··· Dataset rows
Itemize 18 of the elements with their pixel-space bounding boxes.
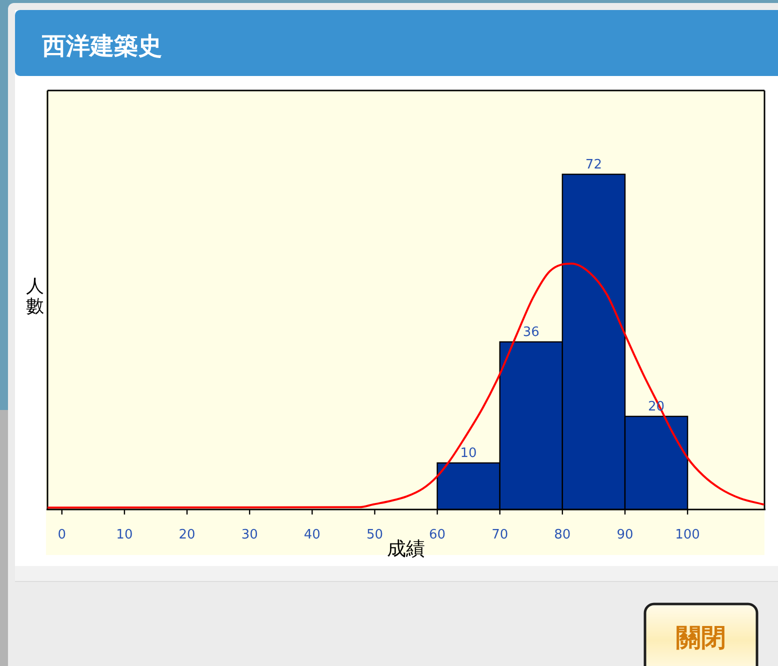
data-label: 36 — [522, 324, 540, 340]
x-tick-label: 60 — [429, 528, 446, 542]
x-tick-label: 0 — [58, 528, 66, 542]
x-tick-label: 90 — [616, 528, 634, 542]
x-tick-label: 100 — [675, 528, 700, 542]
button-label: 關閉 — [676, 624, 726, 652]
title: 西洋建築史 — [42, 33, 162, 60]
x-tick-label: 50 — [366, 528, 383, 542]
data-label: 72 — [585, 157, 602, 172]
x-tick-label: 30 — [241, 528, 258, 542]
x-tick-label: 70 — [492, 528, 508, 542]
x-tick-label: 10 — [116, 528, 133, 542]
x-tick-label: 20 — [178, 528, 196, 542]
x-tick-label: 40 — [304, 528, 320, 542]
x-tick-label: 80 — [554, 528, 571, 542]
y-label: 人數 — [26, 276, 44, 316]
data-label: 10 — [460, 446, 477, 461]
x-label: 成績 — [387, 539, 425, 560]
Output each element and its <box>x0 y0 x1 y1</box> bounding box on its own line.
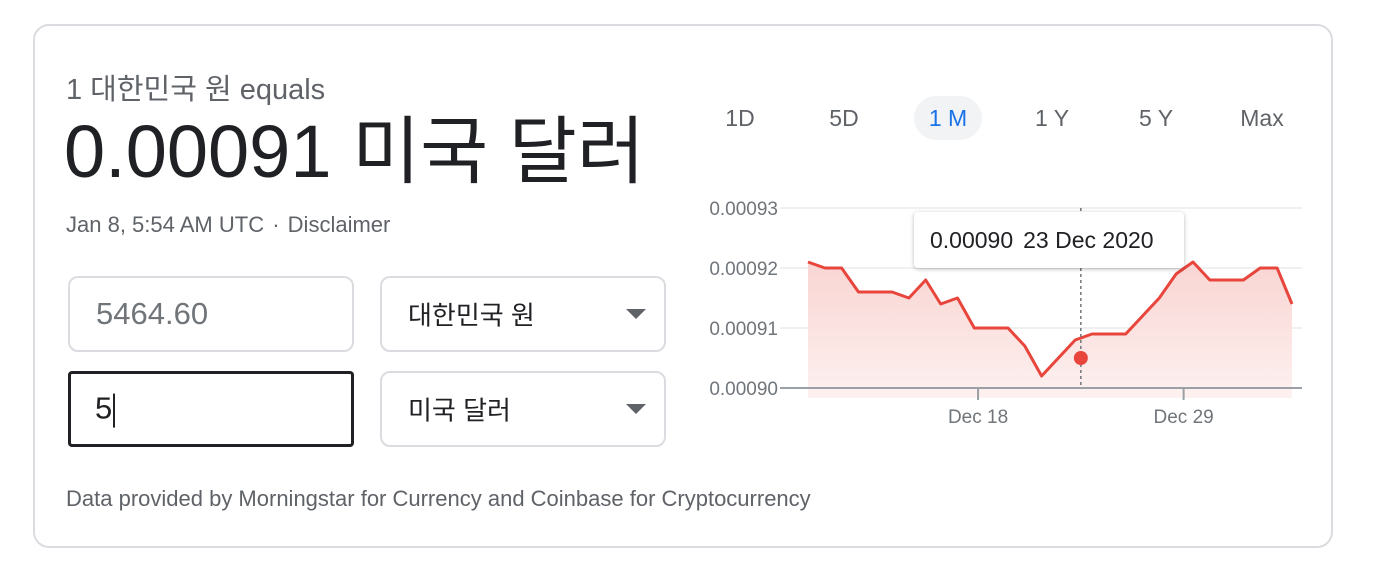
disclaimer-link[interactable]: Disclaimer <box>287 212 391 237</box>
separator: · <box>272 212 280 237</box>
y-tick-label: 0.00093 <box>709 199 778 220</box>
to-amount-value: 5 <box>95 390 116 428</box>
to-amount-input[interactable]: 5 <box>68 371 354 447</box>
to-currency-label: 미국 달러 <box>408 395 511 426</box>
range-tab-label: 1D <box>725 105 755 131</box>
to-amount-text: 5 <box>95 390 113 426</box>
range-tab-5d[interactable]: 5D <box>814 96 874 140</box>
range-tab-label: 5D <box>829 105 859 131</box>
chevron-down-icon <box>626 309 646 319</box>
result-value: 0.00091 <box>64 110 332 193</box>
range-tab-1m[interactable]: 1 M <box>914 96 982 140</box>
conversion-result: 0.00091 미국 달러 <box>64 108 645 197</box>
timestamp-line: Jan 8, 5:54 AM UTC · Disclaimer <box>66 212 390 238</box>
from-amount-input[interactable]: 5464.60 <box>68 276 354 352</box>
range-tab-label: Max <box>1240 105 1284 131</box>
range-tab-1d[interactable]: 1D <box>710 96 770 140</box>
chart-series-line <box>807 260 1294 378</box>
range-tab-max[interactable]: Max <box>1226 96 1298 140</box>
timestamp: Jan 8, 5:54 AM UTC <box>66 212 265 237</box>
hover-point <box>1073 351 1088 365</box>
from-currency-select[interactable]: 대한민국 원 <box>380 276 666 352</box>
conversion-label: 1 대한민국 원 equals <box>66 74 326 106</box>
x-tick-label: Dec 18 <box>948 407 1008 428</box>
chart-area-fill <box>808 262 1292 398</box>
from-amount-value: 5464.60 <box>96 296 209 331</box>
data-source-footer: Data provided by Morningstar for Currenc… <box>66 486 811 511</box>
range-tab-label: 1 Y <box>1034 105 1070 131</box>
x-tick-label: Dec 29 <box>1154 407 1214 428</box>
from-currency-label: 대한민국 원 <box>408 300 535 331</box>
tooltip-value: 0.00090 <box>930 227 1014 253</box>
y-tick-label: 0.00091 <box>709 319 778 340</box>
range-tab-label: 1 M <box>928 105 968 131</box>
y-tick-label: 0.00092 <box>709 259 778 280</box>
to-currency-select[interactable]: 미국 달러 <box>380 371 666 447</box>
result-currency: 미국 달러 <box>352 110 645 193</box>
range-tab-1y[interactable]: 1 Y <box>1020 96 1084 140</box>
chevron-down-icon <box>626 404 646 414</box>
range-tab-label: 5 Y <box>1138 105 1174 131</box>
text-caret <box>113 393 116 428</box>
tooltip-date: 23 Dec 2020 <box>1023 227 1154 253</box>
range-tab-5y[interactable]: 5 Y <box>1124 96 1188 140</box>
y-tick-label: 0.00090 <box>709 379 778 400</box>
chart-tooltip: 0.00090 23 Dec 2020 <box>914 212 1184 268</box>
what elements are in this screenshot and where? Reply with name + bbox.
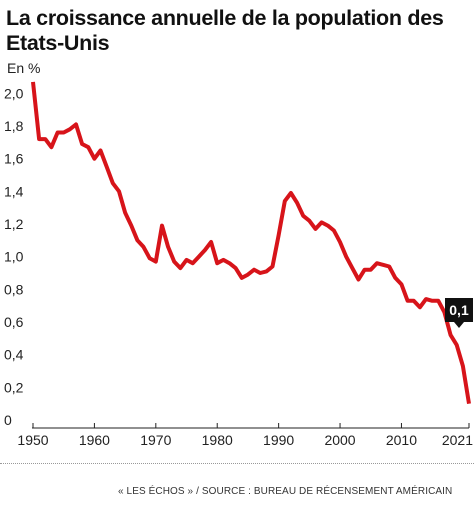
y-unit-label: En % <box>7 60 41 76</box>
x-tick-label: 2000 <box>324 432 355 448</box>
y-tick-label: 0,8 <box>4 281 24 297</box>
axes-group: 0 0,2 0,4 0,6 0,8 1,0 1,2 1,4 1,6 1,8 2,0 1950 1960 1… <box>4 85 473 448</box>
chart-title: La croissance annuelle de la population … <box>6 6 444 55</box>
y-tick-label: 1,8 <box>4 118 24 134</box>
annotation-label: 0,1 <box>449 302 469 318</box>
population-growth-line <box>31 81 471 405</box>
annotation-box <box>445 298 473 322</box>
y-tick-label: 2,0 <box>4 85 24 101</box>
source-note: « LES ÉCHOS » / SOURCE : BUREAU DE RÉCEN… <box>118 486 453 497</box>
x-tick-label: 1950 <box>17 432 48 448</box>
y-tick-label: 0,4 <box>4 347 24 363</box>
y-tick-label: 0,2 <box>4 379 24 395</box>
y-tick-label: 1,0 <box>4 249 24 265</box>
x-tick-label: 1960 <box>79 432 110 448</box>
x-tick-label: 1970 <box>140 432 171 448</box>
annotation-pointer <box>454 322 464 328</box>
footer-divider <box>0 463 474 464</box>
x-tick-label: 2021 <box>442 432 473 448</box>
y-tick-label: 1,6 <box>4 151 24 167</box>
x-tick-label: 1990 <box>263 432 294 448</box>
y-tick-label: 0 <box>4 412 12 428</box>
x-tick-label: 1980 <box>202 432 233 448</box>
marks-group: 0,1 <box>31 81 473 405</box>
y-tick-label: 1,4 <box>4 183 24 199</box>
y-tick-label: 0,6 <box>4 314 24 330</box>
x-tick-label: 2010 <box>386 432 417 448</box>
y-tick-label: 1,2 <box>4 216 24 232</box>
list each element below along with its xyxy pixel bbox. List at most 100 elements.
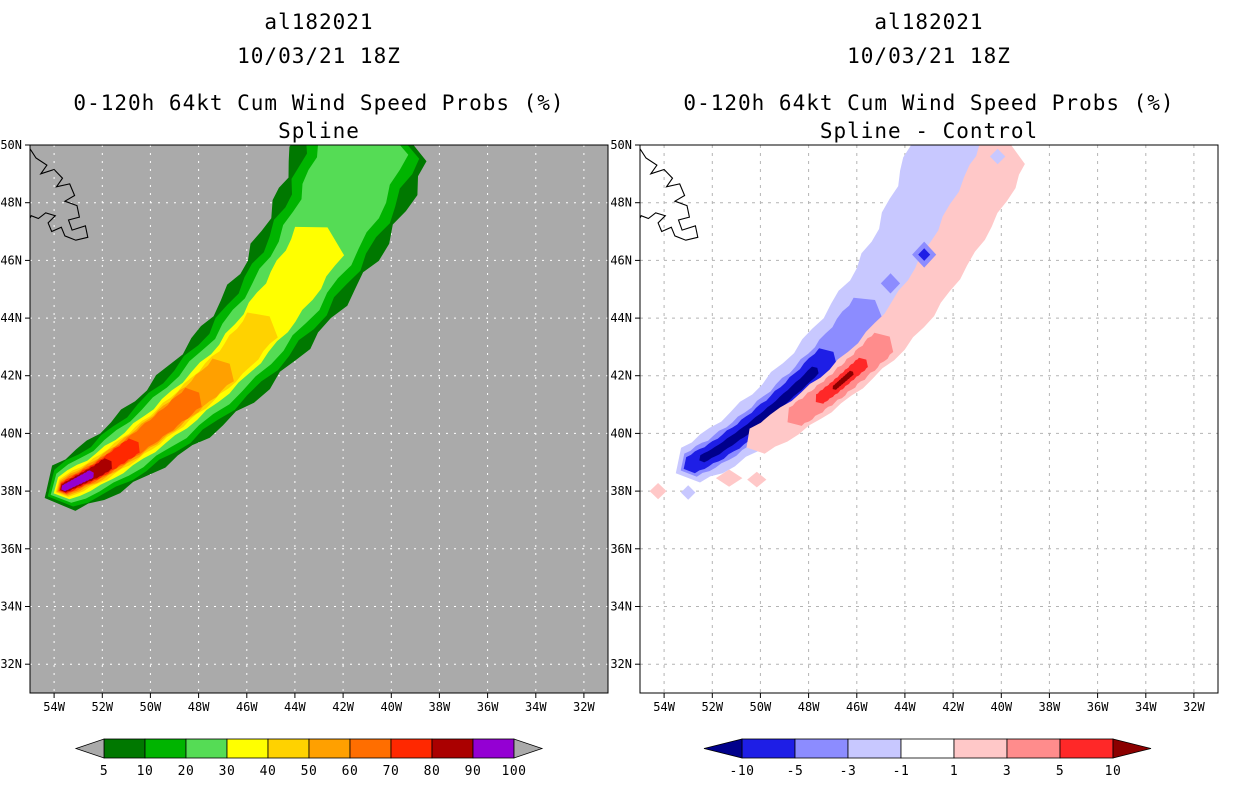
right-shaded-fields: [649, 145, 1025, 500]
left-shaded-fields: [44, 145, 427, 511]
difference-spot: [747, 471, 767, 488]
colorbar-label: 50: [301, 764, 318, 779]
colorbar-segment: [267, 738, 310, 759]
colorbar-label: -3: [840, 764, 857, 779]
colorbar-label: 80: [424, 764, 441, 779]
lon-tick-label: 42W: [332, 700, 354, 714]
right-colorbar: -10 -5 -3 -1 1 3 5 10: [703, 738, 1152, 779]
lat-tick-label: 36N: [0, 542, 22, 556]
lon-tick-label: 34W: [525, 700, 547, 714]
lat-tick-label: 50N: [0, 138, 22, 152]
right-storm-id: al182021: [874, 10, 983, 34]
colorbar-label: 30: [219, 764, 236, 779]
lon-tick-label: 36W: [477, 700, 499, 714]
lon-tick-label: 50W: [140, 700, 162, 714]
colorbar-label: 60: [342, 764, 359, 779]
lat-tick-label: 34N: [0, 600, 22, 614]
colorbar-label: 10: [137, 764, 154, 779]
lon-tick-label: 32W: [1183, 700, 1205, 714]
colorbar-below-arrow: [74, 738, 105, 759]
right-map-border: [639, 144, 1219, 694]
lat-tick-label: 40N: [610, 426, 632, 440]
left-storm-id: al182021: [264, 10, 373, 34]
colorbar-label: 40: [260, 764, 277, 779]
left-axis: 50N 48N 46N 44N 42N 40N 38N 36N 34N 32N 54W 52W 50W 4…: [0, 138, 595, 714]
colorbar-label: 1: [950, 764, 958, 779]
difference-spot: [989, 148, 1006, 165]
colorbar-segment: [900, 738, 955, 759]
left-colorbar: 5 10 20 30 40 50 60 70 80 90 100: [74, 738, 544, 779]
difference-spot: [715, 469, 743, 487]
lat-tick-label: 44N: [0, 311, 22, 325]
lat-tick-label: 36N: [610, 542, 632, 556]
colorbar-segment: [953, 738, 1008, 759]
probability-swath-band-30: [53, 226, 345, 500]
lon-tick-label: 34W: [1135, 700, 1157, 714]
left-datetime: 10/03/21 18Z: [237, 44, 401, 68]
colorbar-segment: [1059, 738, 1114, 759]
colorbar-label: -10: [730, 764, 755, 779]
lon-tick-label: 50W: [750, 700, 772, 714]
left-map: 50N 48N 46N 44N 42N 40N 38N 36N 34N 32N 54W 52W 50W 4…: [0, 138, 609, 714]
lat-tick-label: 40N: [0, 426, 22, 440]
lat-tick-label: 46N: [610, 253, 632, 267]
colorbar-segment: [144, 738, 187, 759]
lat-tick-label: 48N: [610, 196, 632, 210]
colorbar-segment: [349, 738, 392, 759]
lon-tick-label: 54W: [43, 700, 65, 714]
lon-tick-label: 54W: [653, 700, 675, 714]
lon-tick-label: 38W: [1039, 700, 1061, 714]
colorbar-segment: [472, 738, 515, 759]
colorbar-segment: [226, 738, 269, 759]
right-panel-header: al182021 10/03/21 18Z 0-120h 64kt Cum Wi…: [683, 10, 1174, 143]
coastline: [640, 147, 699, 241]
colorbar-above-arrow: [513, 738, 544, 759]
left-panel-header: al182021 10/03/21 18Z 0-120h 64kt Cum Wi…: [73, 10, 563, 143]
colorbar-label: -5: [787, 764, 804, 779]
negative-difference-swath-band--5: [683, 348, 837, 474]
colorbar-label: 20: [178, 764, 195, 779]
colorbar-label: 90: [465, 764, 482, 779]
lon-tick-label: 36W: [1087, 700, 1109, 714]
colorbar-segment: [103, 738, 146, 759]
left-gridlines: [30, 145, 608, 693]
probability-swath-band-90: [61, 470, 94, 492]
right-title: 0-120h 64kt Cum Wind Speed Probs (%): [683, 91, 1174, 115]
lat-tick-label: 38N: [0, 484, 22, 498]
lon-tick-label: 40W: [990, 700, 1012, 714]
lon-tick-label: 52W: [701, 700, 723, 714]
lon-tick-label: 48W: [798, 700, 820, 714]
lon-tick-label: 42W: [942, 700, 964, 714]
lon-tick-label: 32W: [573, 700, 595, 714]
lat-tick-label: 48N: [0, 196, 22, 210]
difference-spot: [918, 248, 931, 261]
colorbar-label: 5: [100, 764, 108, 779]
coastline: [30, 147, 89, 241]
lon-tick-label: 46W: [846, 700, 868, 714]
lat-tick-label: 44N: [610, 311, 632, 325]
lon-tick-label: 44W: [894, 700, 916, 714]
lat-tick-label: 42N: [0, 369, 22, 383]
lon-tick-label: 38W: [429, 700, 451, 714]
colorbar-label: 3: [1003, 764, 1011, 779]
······
Edit the records from the line with "right-shaded-fields: [649, 145, 1025, 500]" up to and including the line with "lon-tick-label: 50W: [140, 700, 162, 714]" so that "right-storm-id" becomes "right-cyclone-id", leaving everything else unchanged, and output only those lines.

Answer to this task:
right-shaded-fields: [649, 145, 1025, 500]
left-shaded-fields: [44, 145, 427, 511]
difference-spot: [747, 471, 767, 488]
colorbar-label: 50: [301, 764, 318, 779]
colorbar-segment: [267, 738, 310, 759]
colorbar-label: -3: [840, 764, 857, 779]
colorbar-label: 80: [424, 764, 441, 779]
lon-tick-label: 42W: [332, 700, 354, 714]
right-colorbar: -10 -5 -3 -1 1 3 5 10: [703, 738, 1152, 779]
lat-tick-label: 36N: [0, 542, 22, 556]
lon-tick-label: 34W: [525, 700, 547, 714]
lat-tick-label: 50N: [0, 138, 22, 152]
right-cyclone-id: al182021: [874, 10, 983, 34]
colorbar-label: 30: [219, 764, 236, 779]
lon-tick-label: 36W: [477, 700, 499, 714]
lon-tick-label: 50W: [140, 700, 162, 714]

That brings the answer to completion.